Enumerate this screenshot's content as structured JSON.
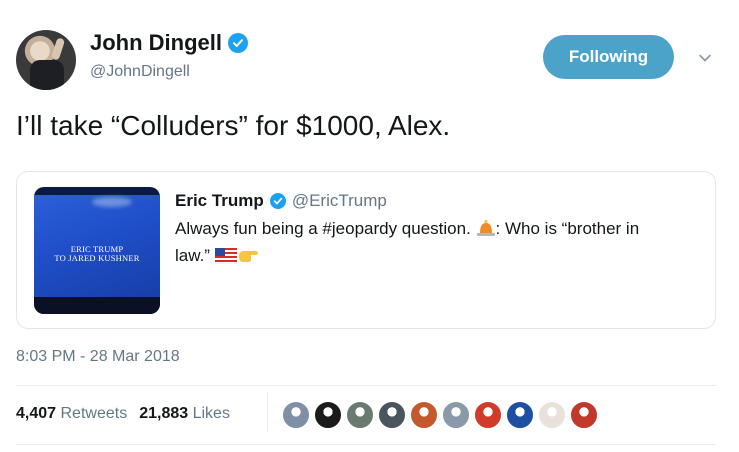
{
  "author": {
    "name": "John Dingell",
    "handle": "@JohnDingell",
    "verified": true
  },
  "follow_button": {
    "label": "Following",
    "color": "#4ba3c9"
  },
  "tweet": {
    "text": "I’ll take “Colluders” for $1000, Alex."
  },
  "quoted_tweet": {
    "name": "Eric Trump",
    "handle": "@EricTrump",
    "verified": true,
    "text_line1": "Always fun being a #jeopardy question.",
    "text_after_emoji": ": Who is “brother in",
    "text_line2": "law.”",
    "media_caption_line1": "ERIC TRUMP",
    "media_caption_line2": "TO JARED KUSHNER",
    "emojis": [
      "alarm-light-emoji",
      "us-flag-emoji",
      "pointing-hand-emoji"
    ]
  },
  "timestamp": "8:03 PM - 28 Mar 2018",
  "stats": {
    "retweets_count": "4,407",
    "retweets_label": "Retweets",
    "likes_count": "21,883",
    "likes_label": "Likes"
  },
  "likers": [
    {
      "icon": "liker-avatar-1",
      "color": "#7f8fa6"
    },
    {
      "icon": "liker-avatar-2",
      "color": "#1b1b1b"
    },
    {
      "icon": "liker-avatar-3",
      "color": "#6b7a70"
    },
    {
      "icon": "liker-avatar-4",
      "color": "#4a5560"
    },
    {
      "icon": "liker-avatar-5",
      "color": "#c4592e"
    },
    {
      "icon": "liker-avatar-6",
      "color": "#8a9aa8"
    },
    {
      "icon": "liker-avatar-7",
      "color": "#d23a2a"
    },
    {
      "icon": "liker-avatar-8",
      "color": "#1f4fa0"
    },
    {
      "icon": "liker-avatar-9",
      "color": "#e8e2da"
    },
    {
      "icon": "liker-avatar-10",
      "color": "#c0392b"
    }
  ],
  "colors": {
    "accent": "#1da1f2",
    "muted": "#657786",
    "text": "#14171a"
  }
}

## SHORT TASK
Gather from the data above every line with the string "avatar".

## REPLY TO THE TASK
      "icon": "liker-avatar-1",
      "icon": "liker-avatar-2",
      "icon": "liker-avatar-3",
      "icon": "liker-avatar-4",
      "icon": "liker-avatar-5",
      "icon": "liker-avatar-6",
      "icon": "liker-avatar-7",
      "icon": "liker-avatar-8",
      "icon": "liker-avatar-9",
      "icon": "liker-avatar-10",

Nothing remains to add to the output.